### GIVEN TASK
Will you output all of the data below exactly, omitting the images?
◆ ◆ ◆ ◆
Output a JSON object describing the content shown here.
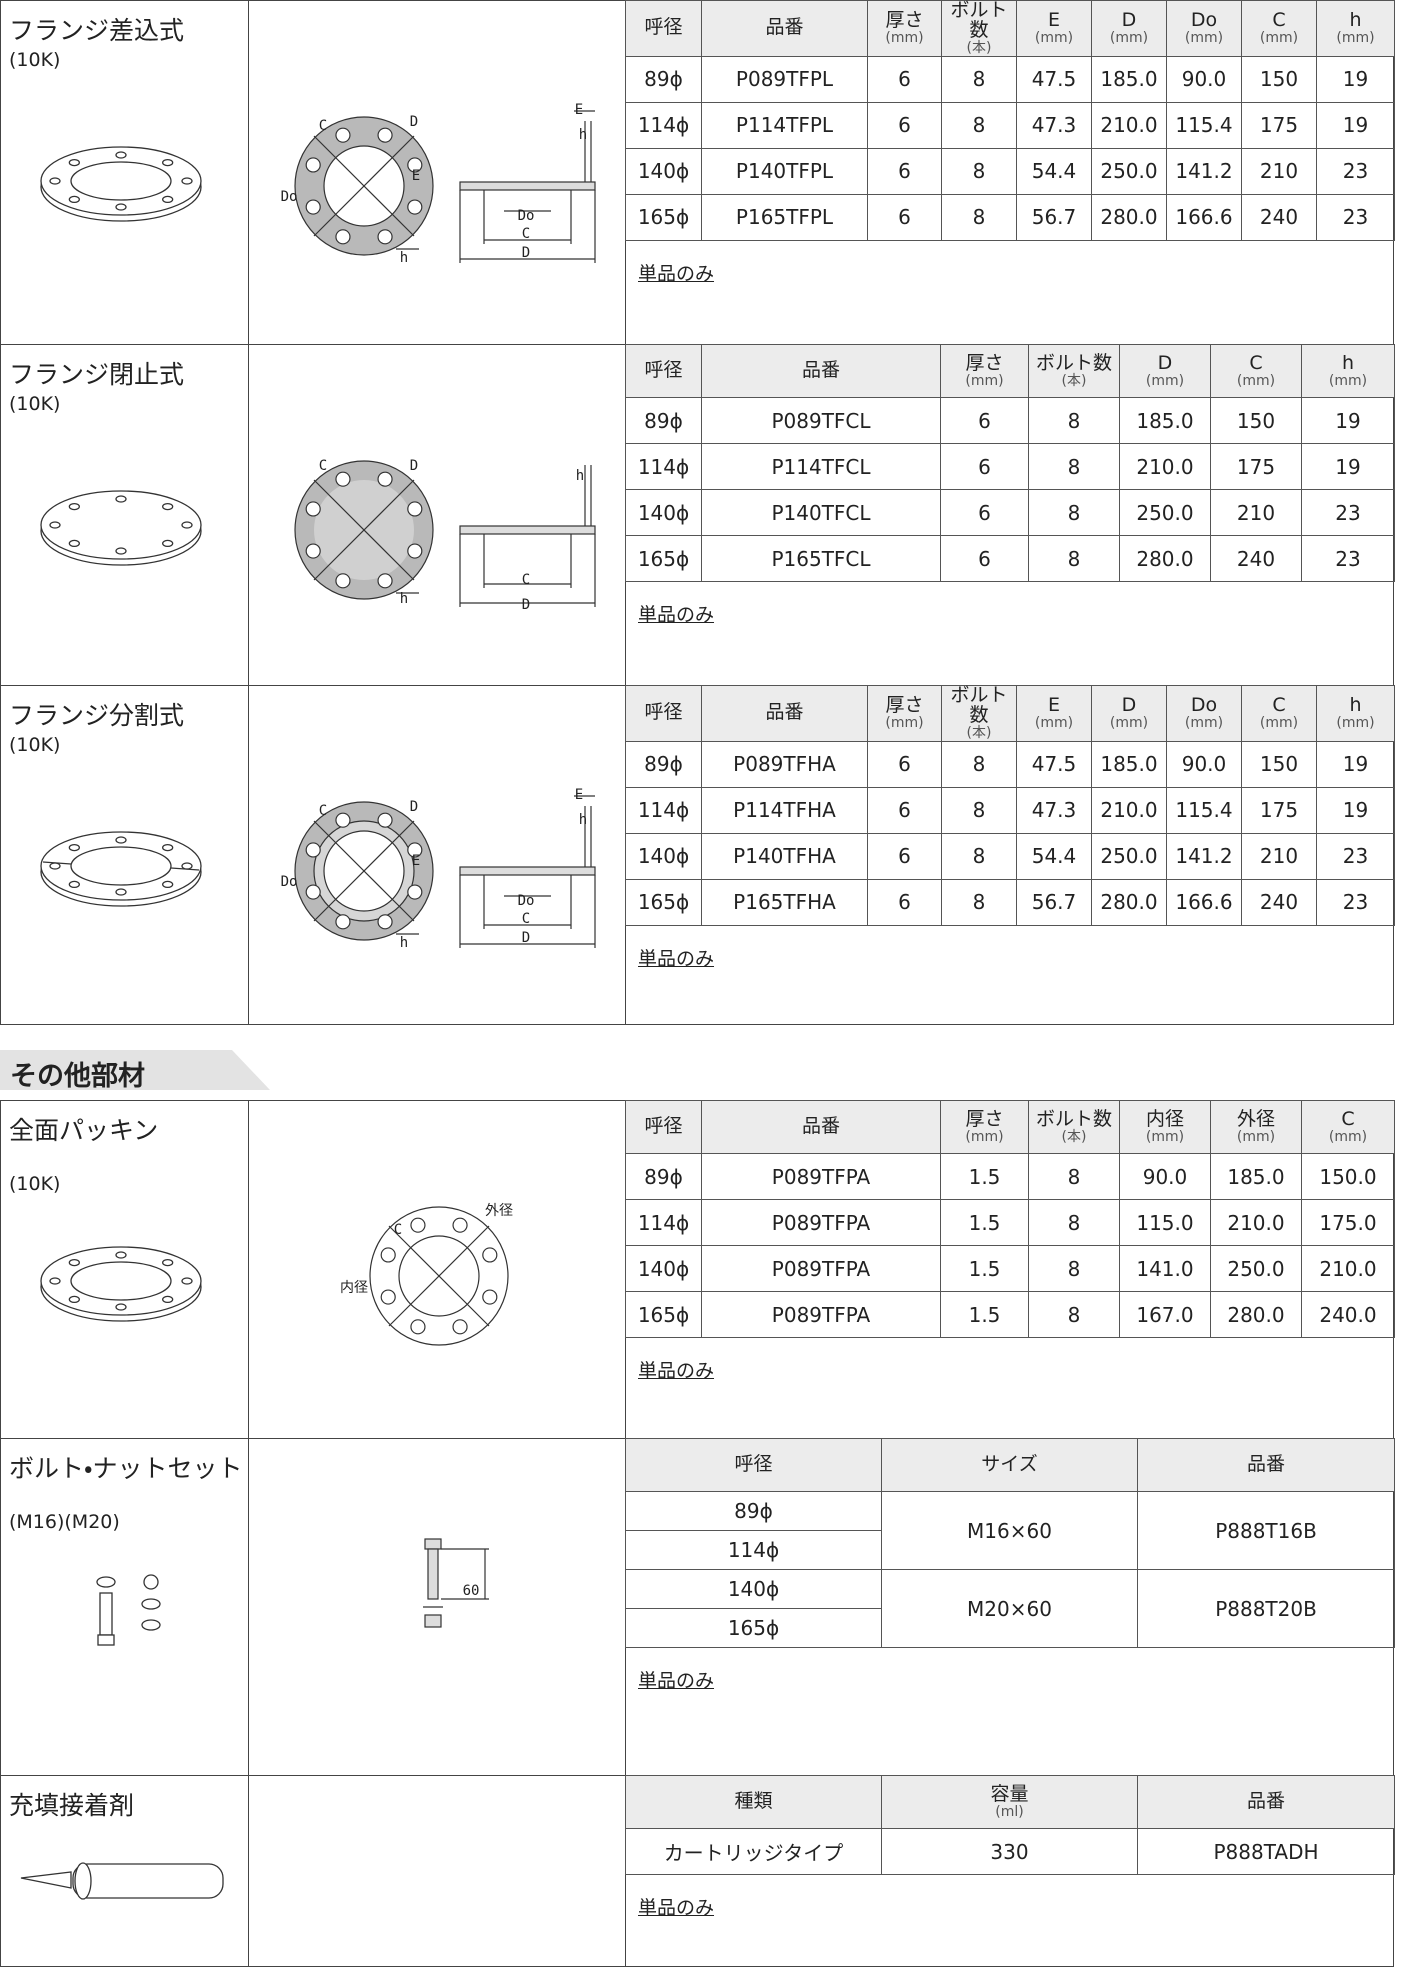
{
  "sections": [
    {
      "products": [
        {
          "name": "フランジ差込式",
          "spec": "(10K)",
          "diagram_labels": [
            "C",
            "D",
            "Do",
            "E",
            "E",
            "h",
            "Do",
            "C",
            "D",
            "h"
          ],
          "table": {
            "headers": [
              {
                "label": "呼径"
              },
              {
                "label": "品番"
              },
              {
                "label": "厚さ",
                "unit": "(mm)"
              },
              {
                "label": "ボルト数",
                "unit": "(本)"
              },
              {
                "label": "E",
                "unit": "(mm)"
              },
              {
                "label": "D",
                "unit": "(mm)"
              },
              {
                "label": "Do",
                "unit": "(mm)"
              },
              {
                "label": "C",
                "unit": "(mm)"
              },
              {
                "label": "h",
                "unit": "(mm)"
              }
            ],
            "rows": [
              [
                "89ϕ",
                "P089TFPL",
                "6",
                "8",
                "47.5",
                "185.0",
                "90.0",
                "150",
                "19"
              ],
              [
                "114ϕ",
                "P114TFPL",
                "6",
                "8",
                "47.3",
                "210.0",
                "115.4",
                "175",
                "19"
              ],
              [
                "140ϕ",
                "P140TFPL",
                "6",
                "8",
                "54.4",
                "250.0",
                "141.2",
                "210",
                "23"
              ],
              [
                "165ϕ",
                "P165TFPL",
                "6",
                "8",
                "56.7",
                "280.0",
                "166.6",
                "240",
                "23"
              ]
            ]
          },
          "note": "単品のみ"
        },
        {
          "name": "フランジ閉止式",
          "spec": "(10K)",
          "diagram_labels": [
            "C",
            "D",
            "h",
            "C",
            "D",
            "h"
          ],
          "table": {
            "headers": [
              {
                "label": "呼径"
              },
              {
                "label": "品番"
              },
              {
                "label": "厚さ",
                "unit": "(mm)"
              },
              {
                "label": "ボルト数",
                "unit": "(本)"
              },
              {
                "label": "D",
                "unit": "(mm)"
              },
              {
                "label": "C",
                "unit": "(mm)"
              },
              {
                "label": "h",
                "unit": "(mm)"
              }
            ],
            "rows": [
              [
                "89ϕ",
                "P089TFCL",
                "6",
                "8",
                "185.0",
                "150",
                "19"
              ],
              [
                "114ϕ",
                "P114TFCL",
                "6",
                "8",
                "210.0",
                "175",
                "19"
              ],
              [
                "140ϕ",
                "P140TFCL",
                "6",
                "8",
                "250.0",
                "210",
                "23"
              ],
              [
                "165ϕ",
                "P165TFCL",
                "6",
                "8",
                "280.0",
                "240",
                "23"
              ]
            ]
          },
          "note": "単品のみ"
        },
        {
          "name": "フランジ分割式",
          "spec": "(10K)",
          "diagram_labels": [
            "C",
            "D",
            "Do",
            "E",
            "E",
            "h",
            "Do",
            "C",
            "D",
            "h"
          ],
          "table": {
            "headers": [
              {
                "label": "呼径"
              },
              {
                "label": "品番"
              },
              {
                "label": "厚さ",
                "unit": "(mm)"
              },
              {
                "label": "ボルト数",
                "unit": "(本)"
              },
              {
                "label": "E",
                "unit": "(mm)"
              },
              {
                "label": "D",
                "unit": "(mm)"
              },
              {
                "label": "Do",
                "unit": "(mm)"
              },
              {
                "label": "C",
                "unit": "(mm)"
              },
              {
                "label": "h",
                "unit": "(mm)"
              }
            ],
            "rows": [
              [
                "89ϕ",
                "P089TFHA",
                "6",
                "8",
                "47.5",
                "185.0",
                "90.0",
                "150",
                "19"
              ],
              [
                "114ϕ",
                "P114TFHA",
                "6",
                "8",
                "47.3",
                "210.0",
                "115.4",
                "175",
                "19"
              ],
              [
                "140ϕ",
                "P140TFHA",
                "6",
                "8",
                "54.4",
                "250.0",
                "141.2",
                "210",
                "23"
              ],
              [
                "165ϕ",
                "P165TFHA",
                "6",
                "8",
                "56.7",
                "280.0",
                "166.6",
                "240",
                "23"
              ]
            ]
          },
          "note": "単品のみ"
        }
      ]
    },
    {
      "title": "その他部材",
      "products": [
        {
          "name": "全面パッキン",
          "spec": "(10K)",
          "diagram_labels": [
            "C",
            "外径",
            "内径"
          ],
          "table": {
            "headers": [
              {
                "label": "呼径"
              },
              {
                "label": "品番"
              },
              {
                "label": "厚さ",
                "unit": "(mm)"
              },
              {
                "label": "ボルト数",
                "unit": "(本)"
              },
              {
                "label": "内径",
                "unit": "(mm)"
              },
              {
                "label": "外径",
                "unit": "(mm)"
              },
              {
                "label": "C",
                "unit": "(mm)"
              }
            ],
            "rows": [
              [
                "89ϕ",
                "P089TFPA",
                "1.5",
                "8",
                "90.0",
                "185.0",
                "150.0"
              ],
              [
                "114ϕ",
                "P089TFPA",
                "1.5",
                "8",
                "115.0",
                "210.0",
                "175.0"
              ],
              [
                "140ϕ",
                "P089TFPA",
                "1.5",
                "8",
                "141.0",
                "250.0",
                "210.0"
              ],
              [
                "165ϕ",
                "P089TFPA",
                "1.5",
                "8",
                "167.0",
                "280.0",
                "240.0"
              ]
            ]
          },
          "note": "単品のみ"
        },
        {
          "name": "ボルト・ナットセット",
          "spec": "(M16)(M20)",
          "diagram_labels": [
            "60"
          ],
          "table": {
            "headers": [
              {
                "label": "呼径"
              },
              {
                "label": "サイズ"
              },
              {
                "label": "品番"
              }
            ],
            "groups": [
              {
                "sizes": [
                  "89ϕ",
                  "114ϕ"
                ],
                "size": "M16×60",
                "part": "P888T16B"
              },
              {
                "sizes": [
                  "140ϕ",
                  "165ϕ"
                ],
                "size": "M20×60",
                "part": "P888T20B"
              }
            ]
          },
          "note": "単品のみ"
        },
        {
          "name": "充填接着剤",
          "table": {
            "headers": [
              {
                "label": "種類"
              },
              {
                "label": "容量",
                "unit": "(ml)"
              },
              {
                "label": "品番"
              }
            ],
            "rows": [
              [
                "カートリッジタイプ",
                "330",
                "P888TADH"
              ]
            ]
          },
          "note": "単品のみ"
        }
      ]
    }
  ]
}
◆ ◆ ◆ ◆
### RIGHT ANSWER
Output a JSON object describing the content shown here.
{
  "sections": [
    {
      "products": [
        {
          "name": "フランジ差込式",
          "spec": "(10K)",
          "diagram_labels": [
            "C",
            "D",
            "Do",
            "E",
            "E",
            "h",
            "Do",
            "C",
            "D",
            "h"
          ],
          "table": {
            "headers": [
              {
                "label": "呼径"
              },
              {
                "label": "品番"
              },
              {
                "label": "厚さ",
                "unit": "(mm)"
              },
              {
                "label": "ボルト数",
                "unit": "(本)"
              },
              {
                "label": "E",
                "unit": "(mm)"
              },
              {
                "label": "D",
                "unit": "(mm)"
              },
              {
                "label": "Do",
                "unit": "(mm)"
              },
              {
                "label": "C",
                "unit": "(mm)"
              },
              {
                "label": "h",
                "unit": "(mm)"
              }
            ],
            "rows": [
              [
                "89ϕ",
                "P089TFPL",
                "6",
                "8",
                "47.5",
                "185.0",
                "90.0",
                "150",
                "19"
              ],
              [
                "114ϕ",
                "P114TFPL",
                "6",
                "8",
                "47.3",
                "210.0",
                "115.4",
                "175",
                "19"
              ],
              [
                "140ϕ",
                "P140TFPL",
                "6",
                "8",
                "54.4",
                "250.0",
                "141.2",
                "210",
                "23"
              ],
              [
                "165ϕ",
                "P165TFPL",
                "6",
                "8",
                "56.7",
                "280.0",
                "166.6",
                "240",
                "23"
              ]
            ]
          },
          "note": "単品のみ"
        },
        {
          "name": "フランジ閉止式",
          "spec": "(10K)",
          "diagram_labels": [
            "C",
            "D",
            "h",
            "C",
            "D",
            "h"
          ],
          "table": {
            "headers": [
              {
                "label": "呼径"
              },
              {
                "label": "品番"
              },
              {
                "label": "厚さ",
                "unit": "(mm)"
              },
              {
                "label": "ボルト数",
                "unit": "(本)"
              },
              {
                "label": "D",
                "unit": "(mm)"
              },
              {
                "label": "C",
                "unit": "(mm)"
              },
              {
                "label": "h",
                "unit": "(mm)"
              }
            ],
            "rows": [
              [
                "89ϕ",
                "P089TFCL",
                "6",
                "8",
                "185.0",
                "150",
                "19"
              ],
              [
                "114ϕ",
                "P114TFCL",
                "6",
                "8",
                "210.0",
                "175",
                "19"
              ],
              [
                "140ϕ",
                "P140TFCL",
                "6",
                "8",
                "250.0",
                "210",
                "23"
              ],
              [
                "165ϕ",
                "P165TFCL",
                "6",
                "8",
                "280.0",
                "240",
                "23"
              ]
            ]
          },
          "note": "単品のみ"
        },
        {
          "name": "フランジ分割式",
          "spec": "(10K)",
          "diagram_labels": [
            "C",
            "D",
            "Do",
            "E",
            "E",
            "h",
            "Do",
            "C",
            "D",
            "h"
          ],
          "table": {
            "headers": [
              {
                "label": "呼径"
              },
              {
                "label": "品番"
              },
              {
                "label": "厚さ",
                "unit": "(mm)"
              },
              {
                "label": "ボルト数",
                "unit": "(本)"
              },
              {
                "label": "E",
                "unit": "(mm)"
              },
              {
                "label": "D",
                "unit": "(mm)"
              },
              {
                "label": "Do",
                "unit": "(mm)"
              },
              {
                "label": "C",
                "unit": "(mm)"
              },
              {
                "label": "h",
                "unit": "(mm)"
              }
            ],
            "rows": [
              [
                "89ϕ",
                "P089TFHA",
                "6",
                "8",
                "47.5",
                "185.0",
                "90.0",
                "150",
                "19"
              ],
              [
                "114ϕ",
                "P114TFHA",
                "6",
                "8",
                "47.3",
                "210.0",
                "115.4",
                "175",
                "19"
              ],
              [
                "140ϕ",
                "P140TFHA",
                "6",
                "8",
                "54.4",
                "250.0",
                "141.2",
                "210",
                "23"
              ],
              [
                "165ϕ",
                "P165TFHA",
                "6",
                "8",
                "56.7",
                "280.0",
                "166.6",
                "240",
                "23"
              ]
            ]
          },
          "note": "単品のみ"
        }
      ]
    },
    {
      "title": "その他部材",
      "products": [
        {
          "name": "全面パッキン",
          "spec": "(10K)",
          "diagram_labels": [
            "C",
            "外径",
            "内径"
          ],
          "table": {
            "headers": [
              {
                "label": "呼径"
              },
              {
                "label": "品番"
              },
              {
                "label": "厚さ",
                "unit": "(mm)"
              },
              {
                "label": "ボルト数",
                "unit": "(本)"
              },
              {
                "label": "内径",
                "unit": "(mm)"
              },
              {
                "label": "外径",
                "unit": "(mm)"
              },
              {
                "label": "C",
                "unit": "(mm)"
              }
            ],
            "rows": [
              [
                "89ϕ",
                "P089TFPA",
                "1.5",
                "8",
                "90.0",
                "185.0",
                "150.0"
              ],
              [
                "114ϕ",
                "P089TFPA",
                "1.5",
                "8",
                "115.0",
                "210.0",
                "175.0"
              ],
              [
                "140ϕ",
                "P089TFPA",
                "1.5",
                "8",
                "141.0",
                "250.0",
                "210.0"
              ],
              [
                "165ϕ",
                "P089TFPA",
                "1.5",
                "8",
                "167.0",
                "280.0",
                "240.0"
              ]
            ]
          },
          "note": "単品のみ"
        },
        {
          "name": "ボルト・ナットセット",
          "spec": "(M16)(M20)",
          "diagram_labels": [
            "60"
          ],
          "table": {
            "headers": [
              {
                "label": "呼径"
              },
              {
                "label": "サイズ"
              },
              {
                "label": "品番"
              }
            ],
            "groups": [
              {
                "sizes": [
                  "89ϕ",
                  "114ϕ"
                ],
                "size": "M16×60",
                "part": "P888T16B"
              },
              {
                "sizes": [
                  "140ϕ",
                  "165ϕ"
                ],
                "size": "M20×60",
                "part": "P888T20B"
              }
            ]
          },
          "note": "単品のみ"
        },
        {
          "name": "充填接着剤",
          "table": {
            "headers": [
              {
                "label": "種類"
              },
              {
                "label": "容量",
                "unit": "(ml)"
              },
              {
                "label": "品番"
              }
            ],
            "rows": [
              [
                "カートリッジタイプ",
                "330",
                "P888TADH"
              ]
            ]
          },
          "note": "単品のみ"
        }
      ]
    }
  ]
}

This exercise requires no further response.